===== Given data
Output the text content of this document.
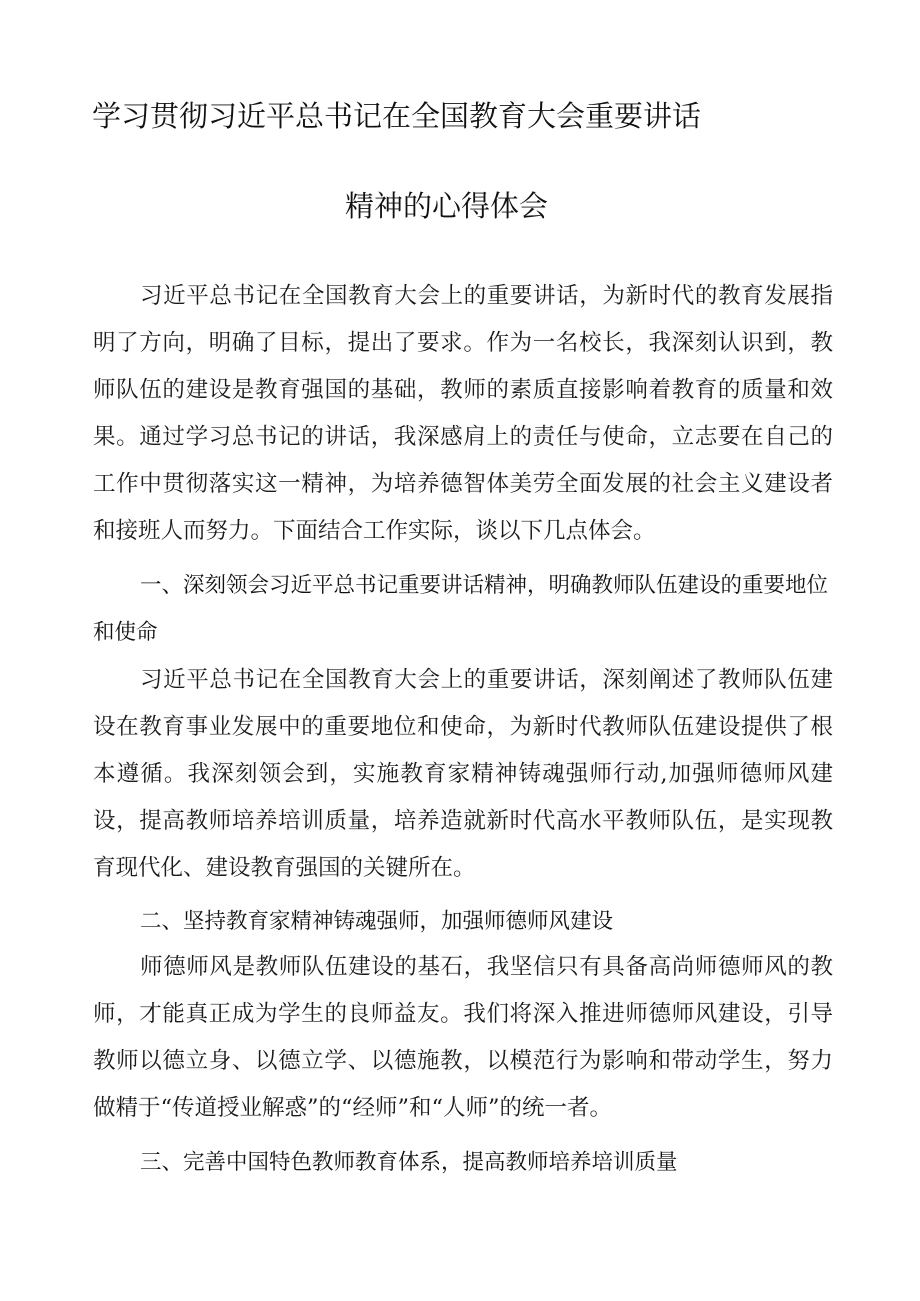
学习贯彻习近平总书记在全国教育大会重要讲话
精神的心得体会

习近平总书记在全国教育大会上的重要讲话，为新时代的教育发展指明了方向，明确了目标，提出了要求。作为一名校长，我深刻认识到，教师队伍的建设是教育强国的基础，教师的素质直接影响着教育的质量和效果。通过学习总书记的讲话，我深感肩上的责任与使命，立志要在自己的工作中贯彻落实这一精神，为培养德智体美劳全面发展的社会主义建设者和接班人而努力。下面结合工作实际，谈以下几点体会。

一、深刻领会习近平总书记重要讲话精神，明确教师队伍建设的重要地位和使命

习近平总书记在全国教育大会上的重要讲话，深刻阐述了教师队伍建设在教育事业发展中的重要地位和使命，为新时代教师队伍建设提供了根本遵循。我深刻领会到，实施教育家精神铸魂强师行动,加强师德师风建设，提高教师培养培训质量，培养造就新时代高水平教师队伍，是实现教育现代化、建设教育强国的关键所在。

二、坚持教育家精神铸魂强师，加强师德师风建设

师德师风是教师队伍建设的基石，我坚信只有具备高尚师德师风的教师，才能真正成为学生的良师益友。我们将深入推进师德师风建设，引导教师以德立身、以德立学、以德施教，以模范行为影响和带动学生，努力做精于“传道授业解惑”的“经师”和“人师”的统一者。

三、完善中国特色教师教育体系，提高教师培养培训质量
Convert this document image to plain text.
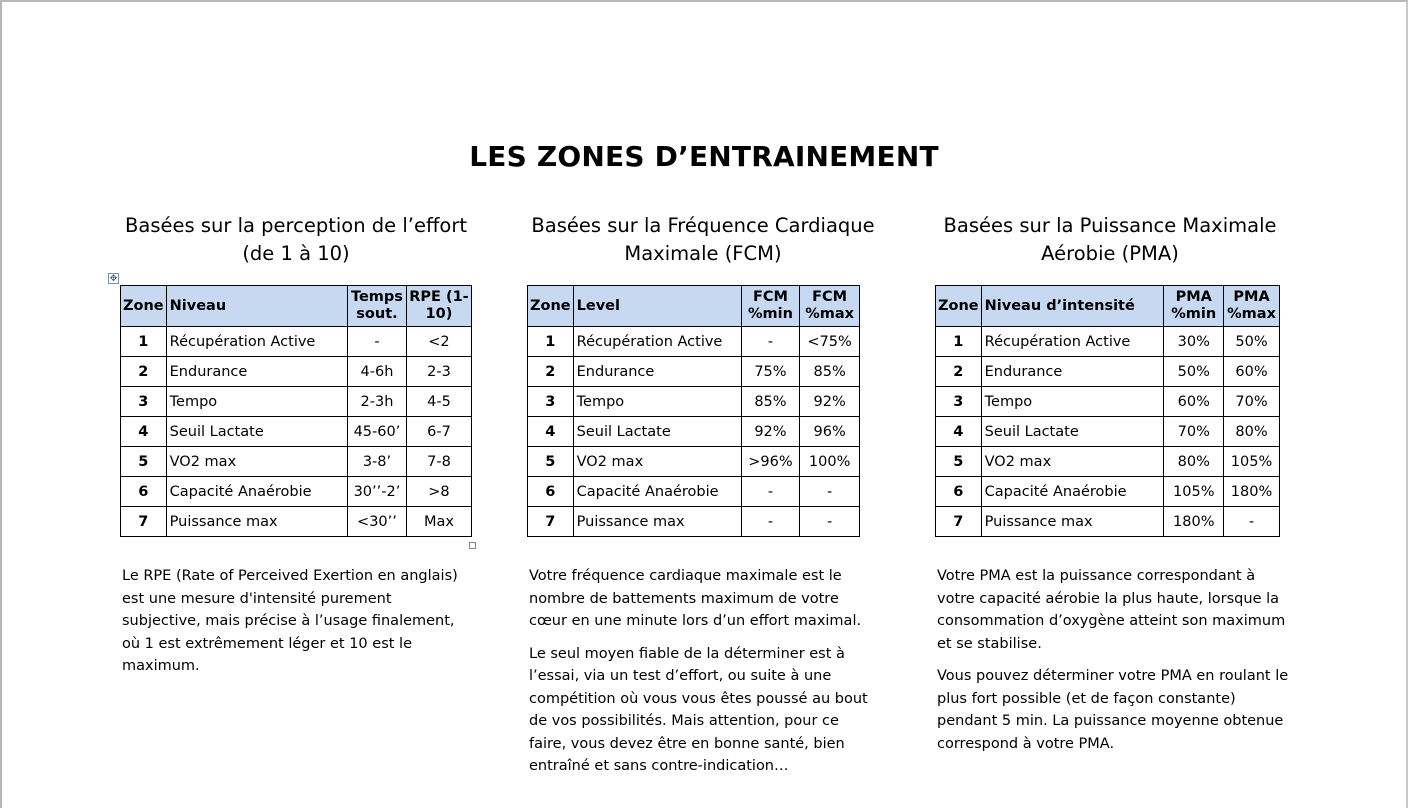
LES ZONES D’ENTRAINEMENT
✥
Basées sur la perception de l’effort
(de 1 à 10)
Zone	Niveau	Temps sout.	RPE (1-10)
1	Récupération Active	-	<2
2	Endurance	4-6h	2-3
3	Tempo	2-3h	4-5
4	Seuil Lactate	45-60’	6-7
5	VO2 max	3-8’	7-8
6	Capacité Anaérobie	30’’-2’	>8
7	Puissance max	<30’’	Max

Le RPE (Rate of Perceived Exertion en anglais) est une mesure d'intensité purement subjective, mais précise à l’usage finalement, où 1 est extrêmement léger et 10 est le maximum.

Basées sur la Fréquence Cardiaque
Maximale (FCM)
Zone	Level	FCM %min	FCM %max
1	Récupération Active	-	<75%
2	Endurance	75%	85%
3	Tempo	85%	92%
4	Seuil Lactate	92%	96%
5	VO2 max	>96%	100%
6	Capacité Anaérobie	-	-
7	Puissance max	-	-

Votre fréquence cardiaque maximale est le nombre de battements maximum de votre cœur en une minute lors d’un effort maximal.

Le seul moyen fiable de la déterminer est à l’essai, via un test d’effort, ou suite à une compétition où vous vous êtes poussé au bout de vos possibilités. Mais attention, pour ce faire, vous devez être en bonne santé, bien entraîné et sans contre-indication…

Basées sur la Puissance Maximale
Aérobie (PMA)
Zone	Niveau d’intensité	PMA %min	PMA %max
1	Récupération Active	30%	50%
2	Endurance	50%	60%
3	Tempo	60%	70%
4	Seuil Lactate	70%	80%
5	VO2 max	80%	105%
6	Capacité Anaérobie	105%	180%
7	Puissance max	180%	-

Votre PMA est la puissance correspondant à votre capacité aérobie la plus haute, lorsque la consommation d’oxygène atteint son maximum et se stabilise.

Vous pouvez déterminer votre PMA en roulant le plus fort possible (et de façon constante) pendant 5 min. La puissance moyenne obtenue correspond à votre PMA.
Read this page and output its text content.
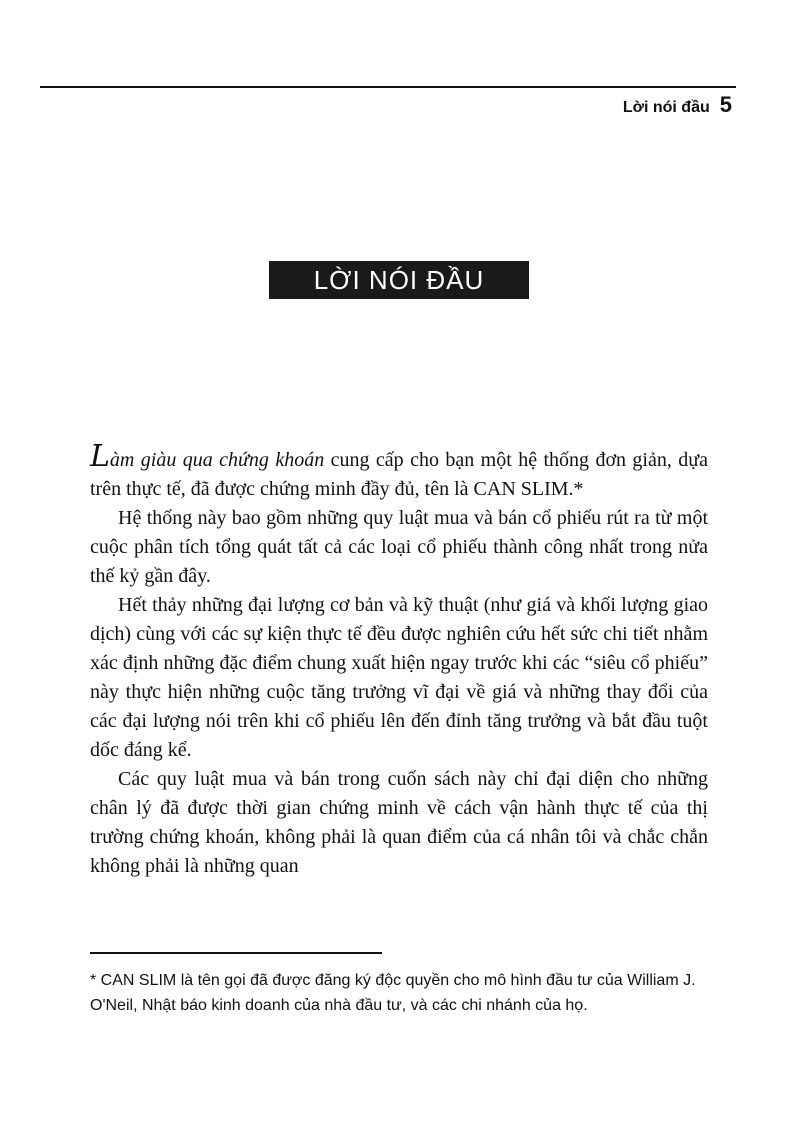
Lời nói đầu 5
LỜI NÓI ĐẦU

Làm giàu qua chứng khoán cung cấp cho bạn một hệ thống đơn giản, dựa trên thực tế, đã được chứng minh đầy đủ, tên là CAN SLIM.*

Hệ thống này bao gồm những quy luật mua và bán cổ phiếu rút ra từ một cuộc phân tích tổng quát tất cả các loại cổ phiếu thành công nhất trong nửa thế kỷ gần đây.

Hết thảy những đại lượng cơ bản và kỹ thuật (như giá và khối lượng giao dịch) cùng với các sự kiện thực tế đều được nghiên cứu hết sức chi tiết nhằm xác định những đặc điểm chung xuất hiện ngay trước khi các “siêu cổ phiếu” này thực hiện những cuộc tăng trưởng vĩ đại về giá và những thay đổi của các đại lượng nói trên khi cổ phiếu lên đến đỉnh tăng trưởng và bắt đầu tuột dốc đáng kể.

Các quy luật mua và bán trong cuốn sách này chỉ đại diện cho những chân lý đã được thời gian chứng minh về cách vận hành thực tế của thị trường chứng khoán, không phải là quan điểm của cá nhân tôi và chắc chắn không phải là những quan

* CAN SLIM là tên gọi đã được đăng ký độc quyền cho mô hình đầu tư của William J. O'Neil, Nhật báo kinh doanh của nhà đầu tư, và các chi nhánh của họ.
==========
=== Goal ===
Filter the records above for lines containing the word "SLIM", and copy those lines.

=== Written solution ===
Làm giàu qua chứng khoán cung cấp cho bạn một hệ thống đơn giản, dựa trên thực tế, đã được chứng minh đầy đủ, tên là CAN SLIM.*
* CAN SLIM là tên gọi đã được đăng ký độc quyền cho mô hình đầu tư của William J. O'Neil, Nhật báo kinh doanh của nhà đầu tư, và các chi nhánh của họ.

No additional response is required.